Items stored from a collection:
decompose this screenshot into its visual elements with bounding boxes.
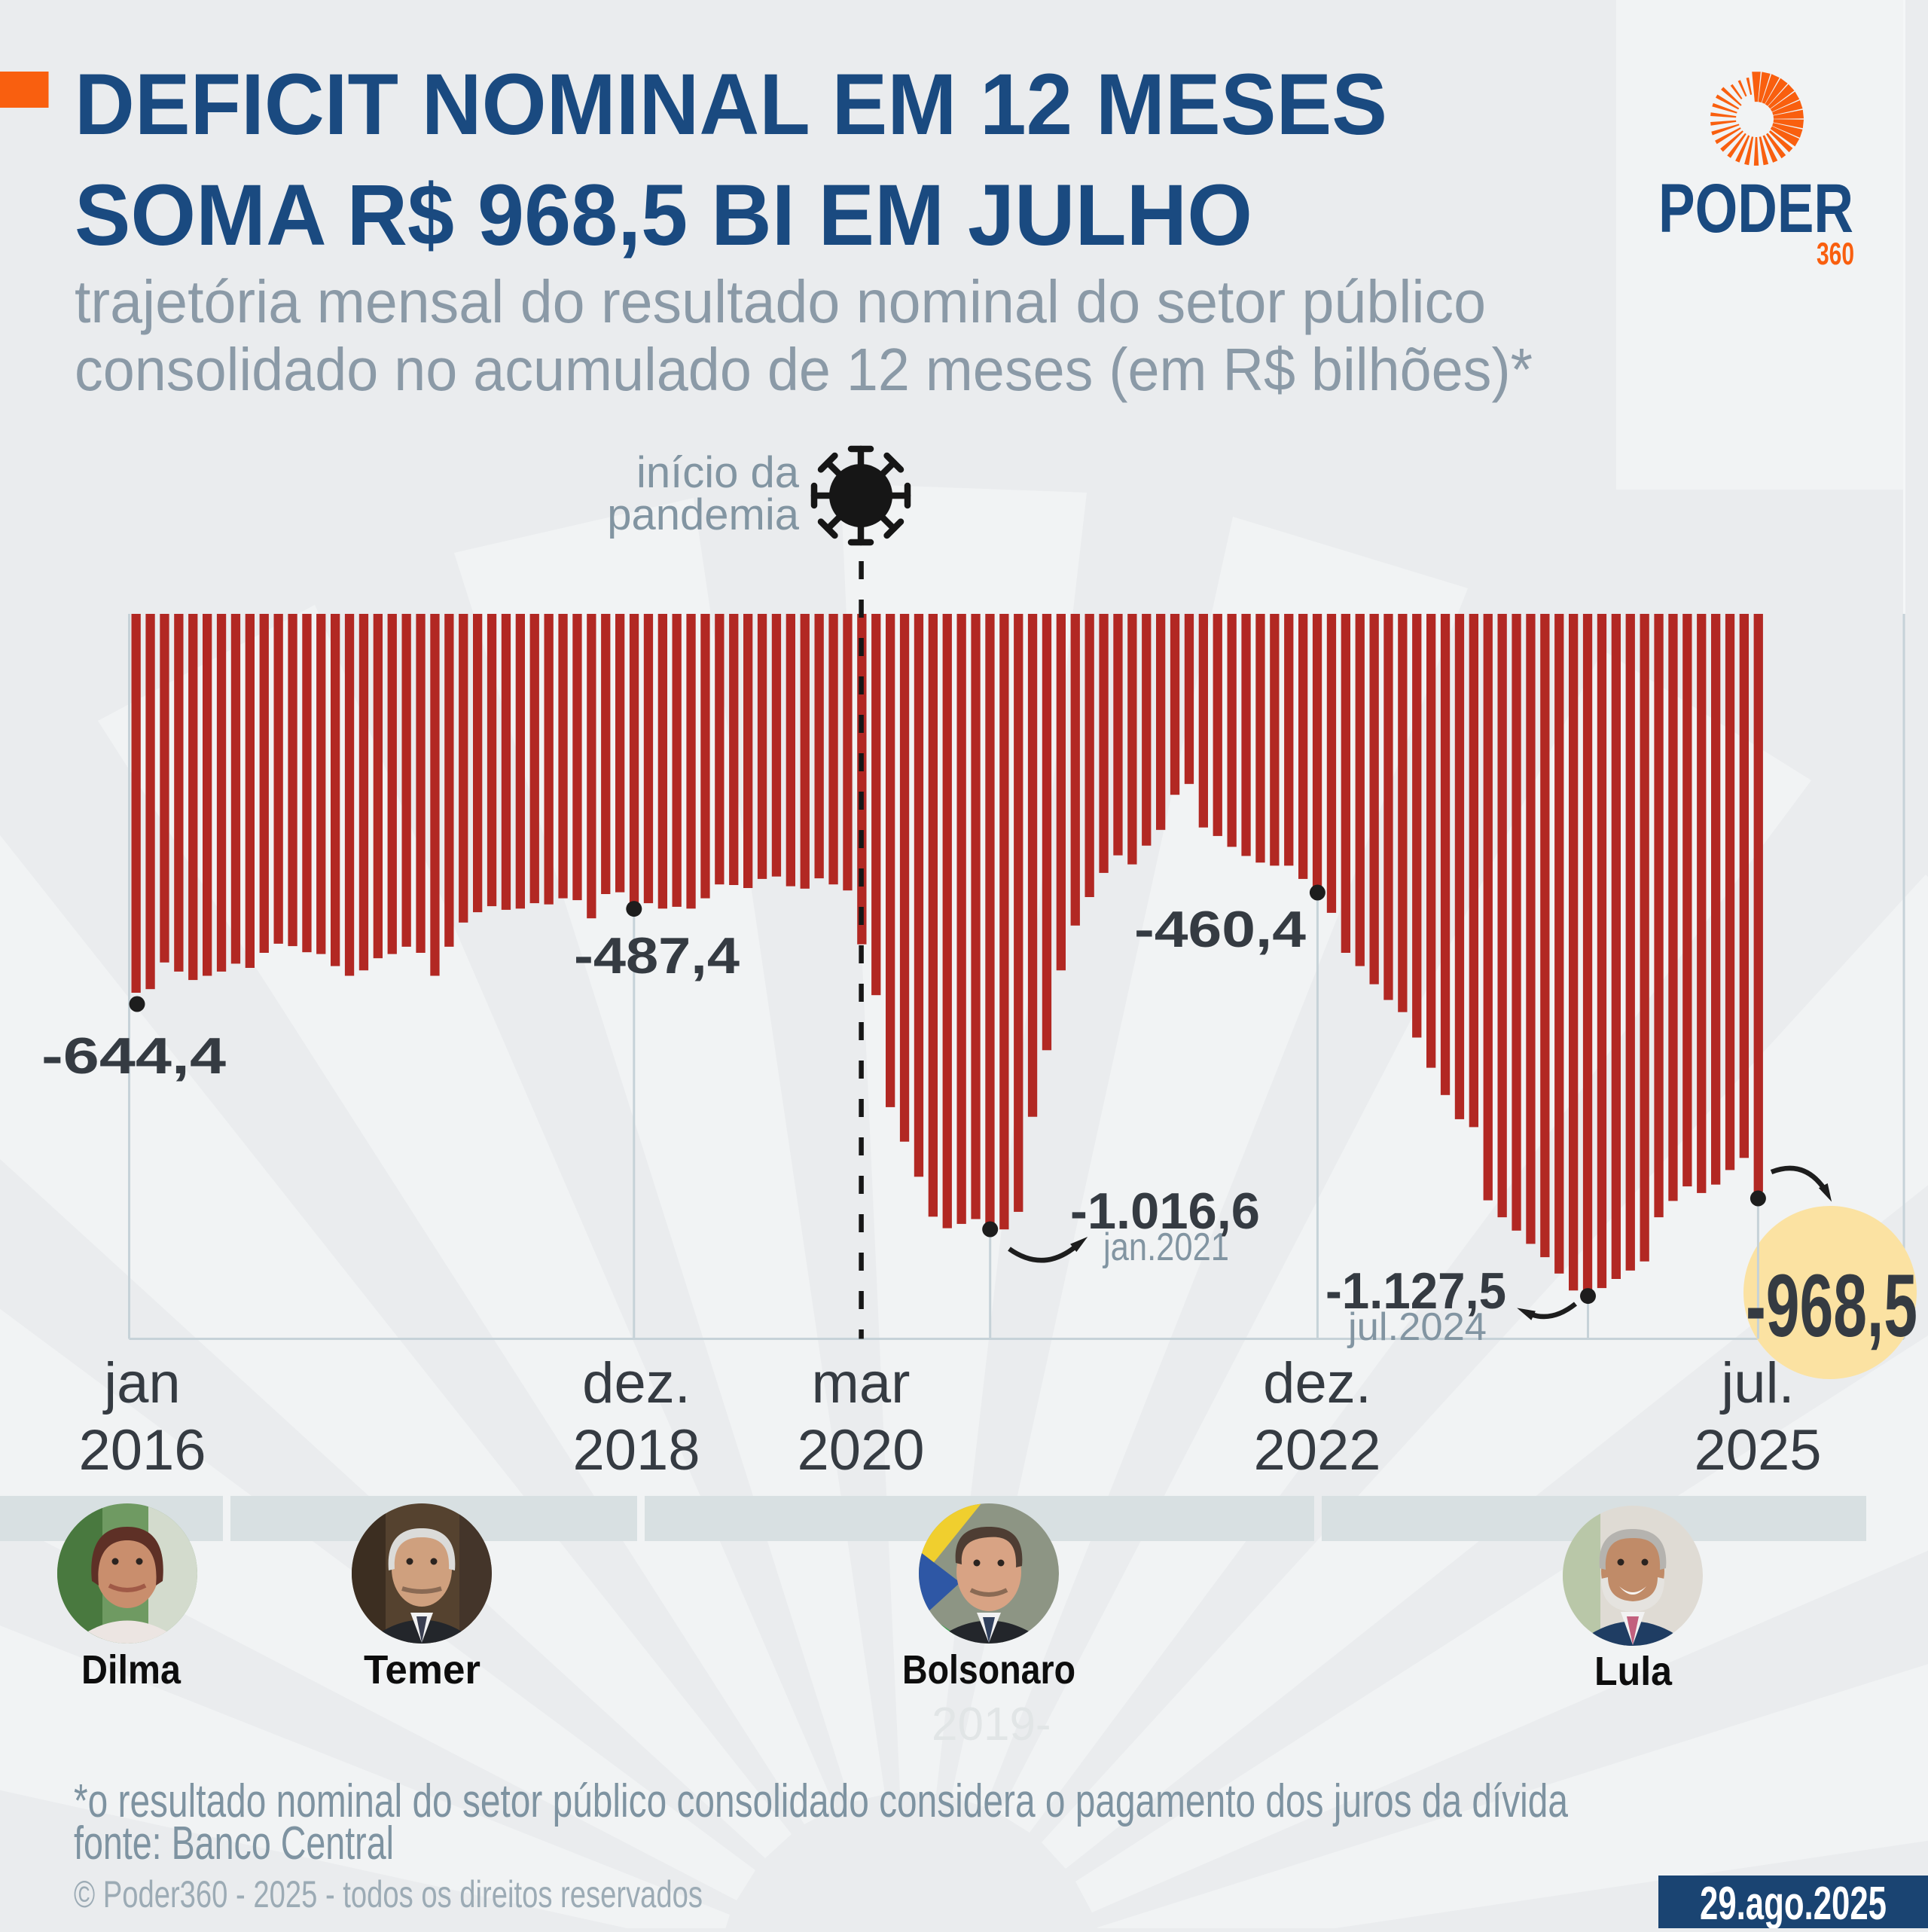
svg-text:360: 360 [1817, 236, 1854, 271]
svg-text:Lula: Lula [1594, 1649, 1673, 1694]
svg-text:jan.2021: jan.2021 [1102, 1225, 1229, 1269]
svg-text:-1.127,5: -1.127,5 [1326, 1262, 1506, 1320]
svg-text:início da: início da [636, 448, 800, 497]
svg-text:Temer: Temer [364, 1647, 480, 1692]
svg-text:jan: jan [102, 1351, 180, 1415]
svg-text:consolidado no acumulado de 12: consolidado no acumulado de 12 meses (em… [75, 336, 1533, 403]
svg-text:SOMA R$ 968,5 BI EM JULHO: SOMA R$ 968,5 BI EM JULHO [75, 167, 1252, 264]
svg-text:dez.: dez. [582, 1351, 691, 1415]
svg-text:-1.016,6: -1.016,6 [1070, 1183, 1260, 1240]
svg-text:2018: 2018 [572, 1418, 700, 1482]
svg-text:-968,5: -968,5 [1746, 1256, 1917, 1356]
svg-text:trajetória mensal do resultado: trajetória mensal do resultado nominal d… [75, 268, 1486, 335]
svg-text:29.ago.2025: 29.ago.2025 [1700, 1878, 1887, 1928]
svg-text:2020: 2020 [797, 1418, 924, 1482]
svg-text:2019-: 2019- [932, 1699, 1051, 1750]
svg-text:fonte: Banco Central: fonte: Banco Central [74, 1818, 394, 1869]
svg-text:© Poder360 - 2025 - todos os d: © Poder360 - 2025 - todos os direitos re… [74, 1873, 703, 1915]
svg-text:DEFICIT NOMINAL EM 12 MESES: DEFICIT NOMINAL EM 12 MESES [75, 56, 1387, 153]
svg-text:2022: 2022 [1253, 1418, 1380, 1482]
svg-text:-487,4: -487,4 [574, 927, 740, 984]
svg-text:mar: mar [812, 1351, 911, 1415]
svg-text:2025: 2025 [1694, 1418, 1821, 1482]
svg-text:-644,4: -644,4 [41, 1027, 226, 1085]
svg-text:Bolsonaro: Bolsonaro [902, 1647, 1075, 1692]
svg-text:*o resultado nominal do setor: *o resultado nominal do setor público co… [74, 1775, 1568, 1827]
svg-text:2016: 2016 [78, 1418, 206, 1482]
svg-text:PODER: PODER [1658, 170, 1853, 247]
svg-text:-460,4: -460,4 [1134, 901, 1306, 958]
svg-text:jul.: jul. [1719, 1351, 1794, 1415]
svg-text:dez.: dez. [1263, 1351, 1371, 1415]
svg-text:pandemia: pandemia [607, 490, 799, 539]
svg-text:jul.2024: jul.2024 [1347, 1305, 1487, 1349]
svg-text:Dilma: Dilma [81, 1647, 182, 1692]
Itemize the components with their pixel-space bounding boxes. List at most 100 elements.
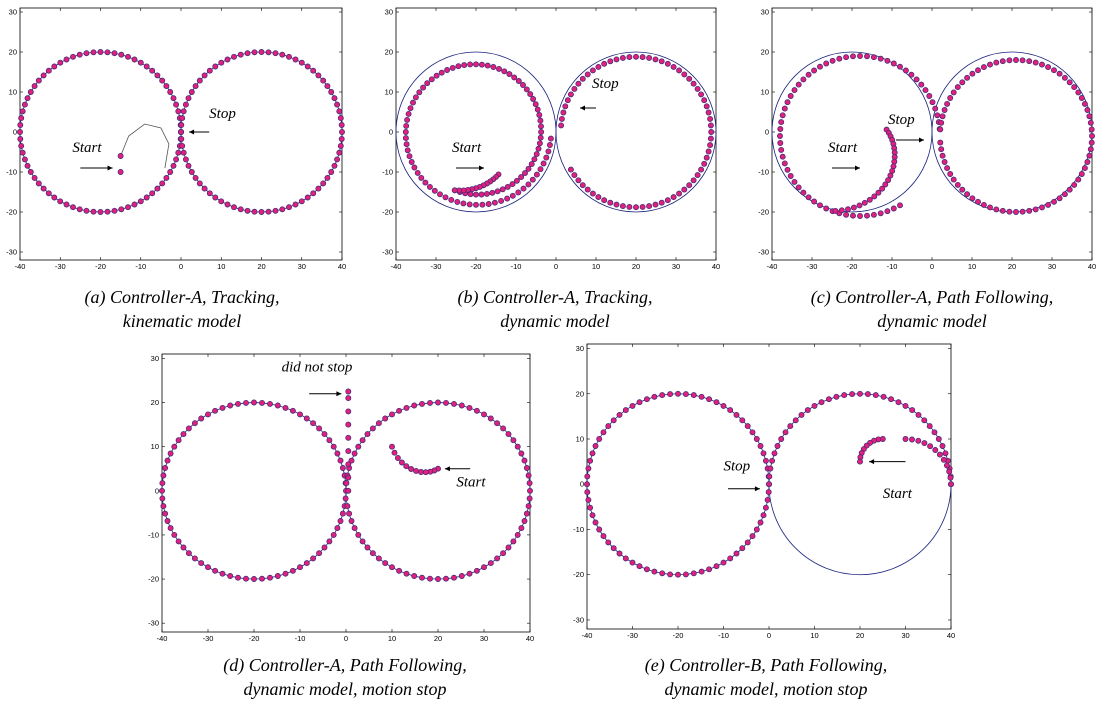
annotation-label: Start bbox=[828, 140, 858, 156]
x-tick-label: 30 bbox=[480, 634, 488, 643]
trajectory-point bbox=[167, 89, 174, 95]
trajectory-point bbox=[160, 472, 167, 479]
trajectory-point bbox=[1087, 146, 1094, 153]
trajectory-point bbox=[1056, 70, 1063, 77]
trajectory-point bbox=[937, 126, 944, 133]
trajectory-point bbox=[595, 63, 602, 70]
trajectory-point bbox=[188, 89, 195, 95]
trajectory-point bbox=[778, 436, 785, 442]
caption-c-line1: (c) Controller-A, Path Following, bbox=[811, 287, 1053, 308]
trajectory-point bbox=[345, 461, 352, 468]
trajectory-point bbox=[935, 436, 942, 442]
x-tick-label: -40 bbox=[582, 631, 593, 640]
trajectory-point bbox=[427, 399, 433, 406]
trajectory-point bbox=[629, 559, 636, 566]
trajectory-point bbox=[351, 525, 358, 532]
trajectory-point bbox=[19, 149, 26, 156]
x-tick-label: 40 bbox=[712, 262, 720, 271]
trajectory-point bbox=[525, 472, 532, 479]
trajectory-point bbox=[947, 474, 954, 481]
trajectory-point bbox=[504, 195, 511, 202]
trajectory-point bbox=[345, 474, 352, 481]
trajectory-point bbox=[757, 519, 764, 526]
trajectory-point bbox=[1006, 208, 1013, 215]
trajectory-point bbox=[882, 181, 889, 188]
trajectory-point bbox=[173, 156, 180, 163]
trajectory-point bbox=[355, 443, 362, 450]
trajectory-point bbox=[479, 201, 486, 208]
trajectory-point bbox=[244, 50, 251, 57]
trajectory-point bbox=[17, 129, 23, 135]
trajectory-point bbox=[633, 53, 639, 60]
y-tick-label: 0 bbox=[765, 128, 769, 137]
trajectory-point bbox=[143, 194, 150, 201]
trajectory-point bbox=[534, 106, 541, 113]
trajectory-point bbox=[705, 109, 712, 116]
trajectory-point bbox=[205, 411, 211, 418]
trajectory-point bbox=[351, 450, 358, 457]
trajectory-point bbox=[589, 512, 596, 519]
trajectory-point bbox=[518, 174, 525, 181]
trajectory-point bbox=[675, 390, 681, 397]
trajectory-point bbox=[449, 64, 456, 71]
trajectory-point bbox=[908, 71, 915, 78]
x-tick-label: 40 bbox=[1088, 262, 1096, 271]
trajectory-point bbox=[19, 108, 26, 115]
trajectory-point bbox=[1032, 59, 1039, 66]
trajectory-point bbox=[411, 573, 418, 579]
trajectory-point bbox=[804, 407, 811, 414]
trajectory-point bbox=[571, 85, 578, 92]
y-tick-label: -20 bbox=[148, 575, 159, 584]
annotation-label: did not stop bbox=[282, 360, 353, 376]
trajectory-point bbox=[328, 89, 335, 95]
trajectory-point bbox=[251, 208, 258, 215]
trajectory-point bbox=[303, 560, 310, 567]
trajectory-point bbox=[51, 63, 58, 70]
trajectory-point bbox=[1026, 58, 1033, 65]
trajectory-point bbox=[466, 404, 473, 411]
trajectory-point bbox=[40, 72, 47, 79]
trajectory-point bbox=[478, 61, 485, 68]
trajectory-point bbox=[83, 50, 90, 57]
trajectory-point bbox=[944, 100, 951, 107]
trajectory-point bbox=[63, 201, 70, 208]
trajectory-point bbox=[171, 443, 178, 450]
trajectory-point bbox=[782, 429, 789, 436]
trajectory-point bbox=[959, 79, 966, 86]
trajectory-point bbox=[345, 487, 352, 494]
trajectory-point bbox=[694, 172, 701, 179]
trajectory-point bbox=[206, 67, 213, 74]
trajectory-point bbox=[1087, 119, 1094, 126]
trajectory-point bbox=[149, 67, 156, 74]
trajectory-point bbox=[526, 480, 533, 487]
trajectory-point bbox=[571, 172, 578, 179]
annotation-label: Stop bbox=[888, 112, 915, 128]
trajectory-point bbox=[708, 129, 715, 135]
trajectory-point bbox=[690, 392, 697, 399]
trajectory-point bbox=[584, 473, 591, 480]
trajectory-point bbox=[149, 190, 156, 197]
trajectory-point bbox=[527, 487, 533, 494]
trajectory-point bbox=[57, 198, 64, 205]
trajectory-point bbox=[196, 180, 203, 187]
trajectory-point bbox=[626, 203, 633, 210]
trajectory-point bbox=[533, 171, 540, 178]
trajectory-point bbox=[1075, 176, 1082, 183]
trajectory-point bbox=[864, 391, 871, 398]
trajectory-point bbox=[345, 448, 352, 455]
trajectory-point bbox=[31, 174, 38, 181]
x-tick-label: 40 bbox=[338, 262, 346, 271]
trajectory-point bbox=[334, 525, 341, 532]
trajectory-point bbox=[964, 191, 971, 198]
trajectory-point bbox=[192, 174, 199, 181]
trajectory-point bbox=[975, 67, 981, 74]
trajectory-point bbox=[698, 91, 705, 98]
trajectory-point bbox=[1061, 74, 1068, 81]
trajectory-point bbox=[890, 60, 897, 67]
trajectory-point bbox=[339, 465, 346, 471]
trajectory-point bbox=[727, 407, 734, 414]
trajectory-point bbox=[258, 49, 265, 55]
trajectory-point bbox=[526, 495, 533, 502]
trajectory-point bbox=[179, 115, 186, 122]
trajectory-point bbox=[24, 95, 31, 102]
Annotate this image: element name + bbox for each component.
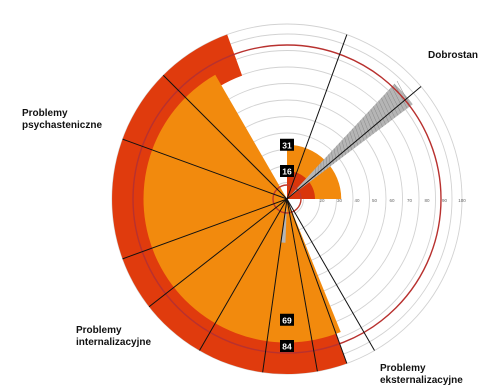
spoke-line — [162, 74, 288, 200]
spoke-line — [122, 198, 288, 260]
spoke-line — [286, 198, 318, 372]
layer-wedge-segment — [287, 83, 413, 199]
value-label: 84 — [282, 342, 292, 352]
value-label-box — [280, 138, 294, 151]
wedge-hatch-line — [349, 131, 356, 148]
wedge-hatch-line — [328, 154, 331, 167]
wedge-hatch-line — [336, 145, 340, 160]
value-label: 16 — [282, 167, 292, 177]
spoke-line — [122, 138, 288, 200]
wedge-hatch-line — [383, 94, 396, 118]
axis-tick-label: 70 — [407, 198, 413, 203]
wedge-hatch-line — [344, 137, 350, 153]
value-label-box — [280, 313, 294, 326]
category-label-line: internalizacyjne — [76, 337, 152, 348]
wedge-hatch-line — [323, 159, 325, 172]
wedge-hatch-line — [339, 142, 343, 158]
wedge-hatch-line — [381, 97, 393, 121]
layer-69-segment — [143, 74, 341, 343]
spoke-line — [286, 86, 422, 200]
wedge-hatch-line — [378, 100, 389, 123]
axis-tick-label: 90 — [442, 198, 448, 203]
value-label: 69 — [282, 315, 292, 325]
category-label-internalizacyjne: Problemy internalizacyjne — [76, 325, 151, 349]
wedge-hatch-line — [365, 114, 374, 135]
wedge-hatch-line — [354, 125, 362, 144]
reference-circle — [272, 184, 302, 214]
wedge-hatch-line — [362, 117, 371, 137]
wedge-hatch-line — [391, 86, 405, 111]
axis-tick-label: 80 — [424, 198, 430, 203]
axis-tick-label: 30 — [337, 198, 343, 203]
category-label-line: Problemy — [76, 325, 122, 336]
spoke-line — [286, 198, 348, 364]
value-label: 31 — [282, 140, 292, 150]
wedge-hatch-line — [375, 103, 386, 125]
spoke-line — [286, 34, 348, 200]
axis-tick-label: 60 — [389, 198, 395, 203]
category-label-line: Problemy — [380, 363, 426, 374]
axis-tick-label: 20 — [319, 198, 325, 203]
category-label-line: Dobrostan — [428, 50, 478, 61]
axis-tick-label: 40 — [354, 198, 360, 203]
spoke-line — [199, 198, 288, 351]
category-label-psychasteniczne: Problemy psychasteniczne — [22, 108, 102, 132]
wedge-hatch-line — [352, 128, 359, 146]
wedge-hatch-line — [373, 106, 383, 128]
spoke-line — [148, 198, 288, 308]
wedge-hatch-line — [367, 111, 377, 132]
wedge-hatch-line — [346, 134, 353, 151]
category-label-line: eksternalizacyjne — [380, 375, 463, 386]
reference-circle — [132, 44, 442, 354]
wedge-hatch-line — [360, 120, 368, 139]
grid-ring — [111, 23, 463, 375]
axis-tick-label: 50 — [372, 198, 378, 203]
category-label-dobrostan: Dobrostan — [428, 50, 478, 62]
category-label-line: psychasteniczne — [22, 120, 103, 131]
wedge-hatch-line — [325, 156, 328, 169]
category-label-line: Problemy — [22, 108, 68, 119]
category-label-eksternalizacyjne: Problemy eksternalizacyjne — [380, 363, 463, 387]
spoke-line — [262, 198, 288, 373]
wedge-hatch-line — [333, 148, 337, 162]
value-label-box — [280, 165, 294, 177]
wedge-hatch-line — [388, 89, 402, 114]
wedge-hatch-line — [386, 92, 399, 116]
wedge-hatch-line — [396, 80, 411, 107]
value-label-box — [280, 340, 294, 352]
wedge-hatch-line — [331, 151, 334, 165]
wedge-hatch-line — [341, 140, 346, 155]
wedge-hatch-line — [357, 123, 365, 141]
wedge-hatch-line — [370, 109, 380, 130]
axis-tick-label: 100 — [458, 198, 466, 203]
spoke-line — [286, 198, 375, 351]
wedge-hatch-line — [314, 168, 316, 178]
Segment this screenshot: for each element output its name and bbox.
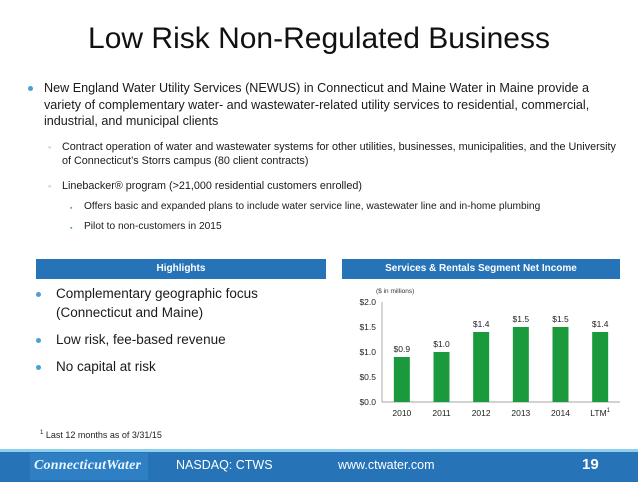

» **Requirements**: Give, as a JSON list of strings with one string per line and blank lines omitted, the lines from the one containing "annotation-label: Start bbox=[828, 140, 858, 156]" through the one containing "trajectory-point bbox=[17, 129, 23, 135]", both included.

» **Reply to the exercise**:
[
  "annotation-label: Start bbox=[828, 140, 858, 156]",
  "x-tick-label: 30 bbox=[480, 634, 488, 643]",
  "trajectory-point bbox=[167, 89, 174, 95]",
  "trajectory-point bbox=[160, 472, 167, 479]",
  "trajectory-point bbox=[1087, 146, 1094, 153]",
  "trajectory-point bbox=[1056, 70, 1063, 77]",
  "trajectory-point bbox=[937, 126, 944, 133]",
  "trajectory-point bbox=[595, 63, 602, 70]",
  "trajectory-point bbox=[188, 89, 195, 95]",
  "trajectory-point bbox=[778, 436, 785, 442]",
  "caption-c-line1: (c) Controller-A, Path Following, bbox=[811, 287, 1053, 308]",
  "trajectory-point bbox=[345, 461, 352, 468]",
  "trajectory-point bbox=[935, 436, 942, 442]",
  "x-tick-label: -40 bbox=[582, 631, 593, 640]",
  "trajectory-point bbox=[427, 399, 433, 406]",
  "trajectory-point bbox=[629, 559, 636, 566]",
  "trajectory-point bbox=[351, 525, 358, 532]",
  "trajectory-point bbox=[19, 149, 26, 156]",
  "x-tick-label: 40 bbox=[712, 262, 720, 271]",
  "trajectory-point bbox=[525, 472, 532, 479]",
  "trajectory-point bbox=[947, 474, 954, 481]",
  "trajectory-point bbox=[504, 195, 511, 202]",
  "trajectory-point bbox=[345, 474, 352, 481]",
  "trajectory-point bbox=[757, 519, 764, 526]",
  "trajectory-point bbox=[1006, 208, 1013, 215]",
  "trajectory-point bbox=[882, 181, 889, 188]",
  "trajectory-point bbox=[173, 156, 180, 163]",
  "trajectory-point bbox=[355, 443, 362, 450]",
  "trajectory-point bbox=[479, 201, 486, 208]",
  "trajectory-point bbox=[244, 50, 251, 57]",
  "trajectory-point bbox=[17, 129, 23, 135]"
]